Show every line of the records below that contains the word "with".

====== Supplied data ======

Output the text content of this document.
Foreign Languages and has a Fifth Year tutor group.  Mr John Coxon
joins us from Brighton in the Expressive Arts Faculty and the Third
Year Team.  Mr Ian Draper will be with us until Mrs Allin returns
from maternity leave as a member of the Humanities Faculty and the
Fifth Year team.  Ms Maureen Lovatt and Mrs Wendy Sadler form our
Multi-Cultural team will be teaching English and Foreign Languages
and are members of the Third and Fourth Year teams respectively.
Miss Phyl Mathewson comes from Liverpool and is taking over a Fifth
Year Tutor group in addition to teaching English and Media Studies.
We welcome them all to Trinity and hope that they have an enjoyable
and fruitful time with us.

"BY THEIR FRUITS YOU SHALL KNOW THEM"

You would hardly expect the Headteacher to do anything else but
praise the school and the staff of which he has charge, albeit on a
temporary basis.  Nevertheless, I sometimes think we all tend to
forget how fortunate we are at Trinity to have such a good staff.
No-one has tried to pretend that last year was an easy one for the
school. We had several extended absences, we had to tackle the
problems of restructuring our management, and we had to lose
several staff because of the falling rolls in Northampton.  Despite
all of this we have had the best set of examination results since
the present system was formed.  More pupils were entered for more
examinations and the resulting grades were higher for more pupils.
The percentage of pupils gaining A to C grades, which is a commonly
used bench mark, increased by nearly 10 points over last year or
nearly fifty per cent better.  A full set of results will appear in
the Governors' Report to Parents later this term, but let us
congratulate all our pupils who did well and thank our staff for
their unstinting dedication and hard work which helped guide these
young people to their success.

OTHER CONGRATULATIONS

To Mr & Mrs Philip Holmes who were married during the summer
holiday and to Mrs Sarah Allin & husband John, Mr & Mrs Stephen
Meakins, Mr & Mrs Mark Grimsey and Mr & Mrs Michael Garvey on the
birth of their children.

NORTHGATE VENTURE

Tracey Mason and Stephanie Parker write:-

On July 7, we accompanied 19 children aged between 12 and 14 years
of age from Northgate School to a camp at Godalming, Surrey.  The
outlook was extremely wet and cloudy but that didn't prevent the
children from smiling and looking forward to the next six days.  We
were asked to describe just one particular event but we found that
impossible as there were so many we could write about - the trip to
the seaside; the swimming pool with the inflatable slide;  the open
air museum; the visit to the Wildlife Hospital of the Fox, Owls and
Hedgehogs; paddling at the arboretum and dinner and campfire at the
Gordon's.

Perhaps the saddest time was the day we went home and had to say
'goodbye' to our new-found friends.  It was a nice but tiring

======

**Result of the task**
Year Team.  Mr Ian Draper will be with us until Mrs Allin returns
and fruitful time with us.
the seaside; the swimming pool with the inflatable slide;  the open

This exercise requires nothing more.